| WHAT NEEDS TO BE DONE |
The entries below should be output exactly as written.
● ● ● ●
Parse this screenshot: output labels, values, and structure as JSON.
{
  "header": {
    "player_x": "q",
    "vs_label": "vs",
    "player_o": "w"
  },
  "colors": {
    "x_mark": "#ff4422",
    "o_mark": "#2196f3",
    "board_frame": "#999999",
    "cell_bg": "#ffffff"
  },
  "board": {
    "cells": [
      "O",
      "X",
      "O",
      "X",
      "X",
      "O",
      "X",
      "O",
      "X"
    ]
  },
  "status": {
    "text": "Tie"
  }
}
● ● ● ●
| EXERCISE RESPONSE |
Parse this screenshot: output labels, values, and structure as JSON.
{
  "header": {
    "player_x": "q",
    "vs_label": "vs",
    "player_o": "w"
  },
  "colors": {
    "x_mark": "#ff4422",
    "o_mark": "#2196f3",
    "board_frame": "#999999",
    "cell_bg": "#ffffff"
  },
  "board": {
    "cells": [
      "O",
      "X",
      "O",
      "X",
      "X",
      "O",
      "X",
      "O",
      "X"
    ]
  },
  "status": {
    "text": "Tie"
  }
}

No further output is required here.